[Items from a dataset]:

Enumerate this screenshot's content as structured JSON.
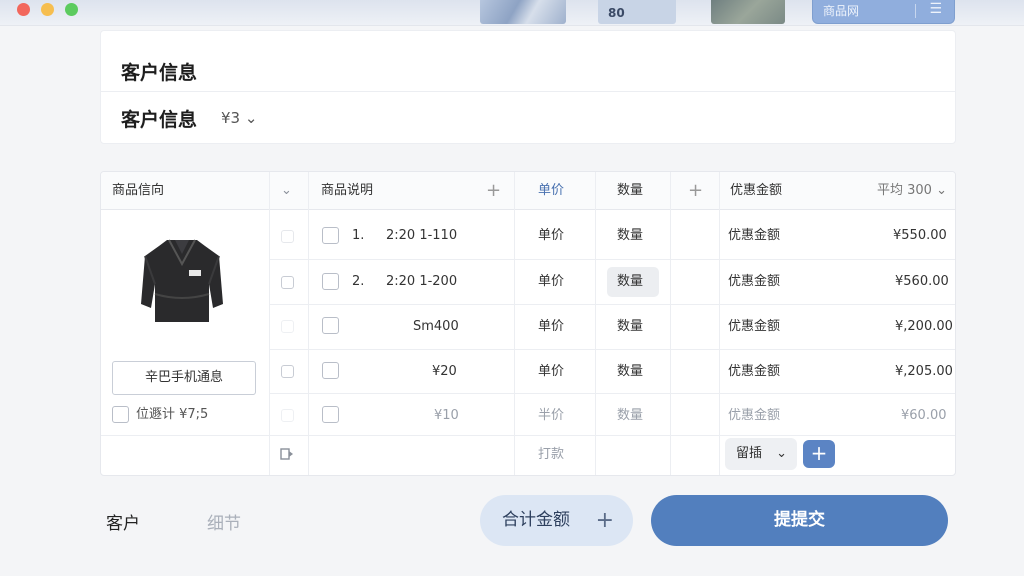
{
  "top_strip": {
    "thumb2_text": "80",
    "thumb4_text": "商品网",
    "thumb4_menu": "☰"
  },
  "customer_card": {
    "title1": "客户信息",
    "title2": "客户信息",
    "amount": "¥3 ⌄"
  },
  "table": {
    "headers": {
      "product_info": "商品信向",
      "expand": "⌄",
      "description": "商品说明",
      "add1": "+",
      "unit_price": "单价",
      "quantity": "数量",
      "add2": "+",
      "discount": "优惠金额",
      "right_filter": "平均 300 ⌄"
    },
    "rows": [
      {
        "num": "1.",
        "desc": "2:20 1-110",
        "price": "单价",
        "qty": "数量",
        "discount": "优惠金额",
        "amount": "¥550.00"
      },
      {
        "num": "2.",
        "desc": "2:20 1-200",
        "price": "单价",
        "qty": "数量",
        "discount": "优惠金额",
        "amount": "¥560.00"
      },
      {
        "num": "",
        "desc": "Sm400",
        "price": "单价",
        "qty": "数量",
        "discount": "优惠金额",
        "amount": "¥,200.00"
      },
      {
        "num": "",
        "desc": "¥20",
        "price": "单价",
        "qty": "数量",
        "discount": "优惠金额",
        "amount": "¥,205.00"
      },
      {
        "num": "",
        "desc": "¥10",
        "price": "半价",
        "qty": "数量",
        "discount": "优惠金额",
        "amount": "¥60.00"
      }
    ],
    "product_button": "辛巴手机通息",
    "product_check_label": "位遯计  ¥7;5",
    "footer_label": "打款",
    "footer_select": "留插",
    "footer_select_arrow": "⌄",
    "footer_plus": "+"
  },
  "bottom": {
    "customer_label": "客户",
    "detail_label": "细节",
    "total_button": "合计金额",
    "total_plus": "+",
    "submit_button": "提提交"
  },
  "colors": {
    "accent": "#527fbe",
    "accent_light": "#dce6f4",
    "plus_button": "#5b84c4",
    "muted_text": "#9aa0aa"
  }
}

[SHORT EXERCISE]: Without the pictures, restate all of the entries above verbatim.

[WRITTEN ANSWER]:
Enumerate this screenshot's content as structured JSON.
{
  "top_strip": {
    "thumb2_text": "80",
    "thumb4_text": "商品网",
    "thumb4_menu": "☰"
  },
  "customer_card": {
    "title1": "客户信息",
    "title2": "客户信息",
    "amount": "¥3 ⌄"
  },
  "table": {
    "headers": {
      "product_info": "商品信向",
      "expand": "⌄",
      "description": "商品说明",
      "add1": "+",
      "unit_price": "单价",
      "quantity": "数量",
      "add2": "+",
      "discount": "优惠金额",
      "right_filter": "平均 300 ⌄"
    },
    "rows": [
      {
        "num": "1.",
        "desc": "2:20 1-110",
        "price": "单价",
        "qty": "数量",
        "discount": "优惠金额",
        "amount": "¥550.00"
      },
      {
        "num": "2.",
        "desc": "2:20 1-200",
        "price": "单价",
        "qty": "数量",
        "discount": "优惠金额",
        "amount": "¥560.00"
      },
      {
        "num": "",
        "desc": "Sm400",
        "price": "单价",
        "qty": "数量",
        "discount": "优惠金额",
        "amount": "¥,200.00"
      },
      {
        "num": "",
        "desc": "¥20",
        "price": "单价",
        "qty": "数量",
        "discount": "优惠金额",
        "amount": "¥,205.00"
      },
      {
        "num": "",
        "desc": "¥10",
        "price": "半价",
        "qty": "数量",
        "discount": "优惠金额",
        "amount": "¥60.00"
      }
    ],
    "product_button": "辛巴手机通息",
    "product_check_label": "位遯计  ¥7;5",
    "footer_label": "打款",
    "footer_select": "留插",
    "footer_select_arrow": "⌄",
    "footer_plus": "+"
  },
  "bottom": {
    "customer_label": "客户",
    "detail_label": "细节",
    "total_button": "合计金额",
    "total_plus": "+",
    "submit_button": "提提交"
  },
  "colors": {
    "accent": "#527fbe",
    "accent_light": "#dce6f4",
    "plus_button": "#5b84c4",
    "muted_text": "#9aa0aa"
  }
}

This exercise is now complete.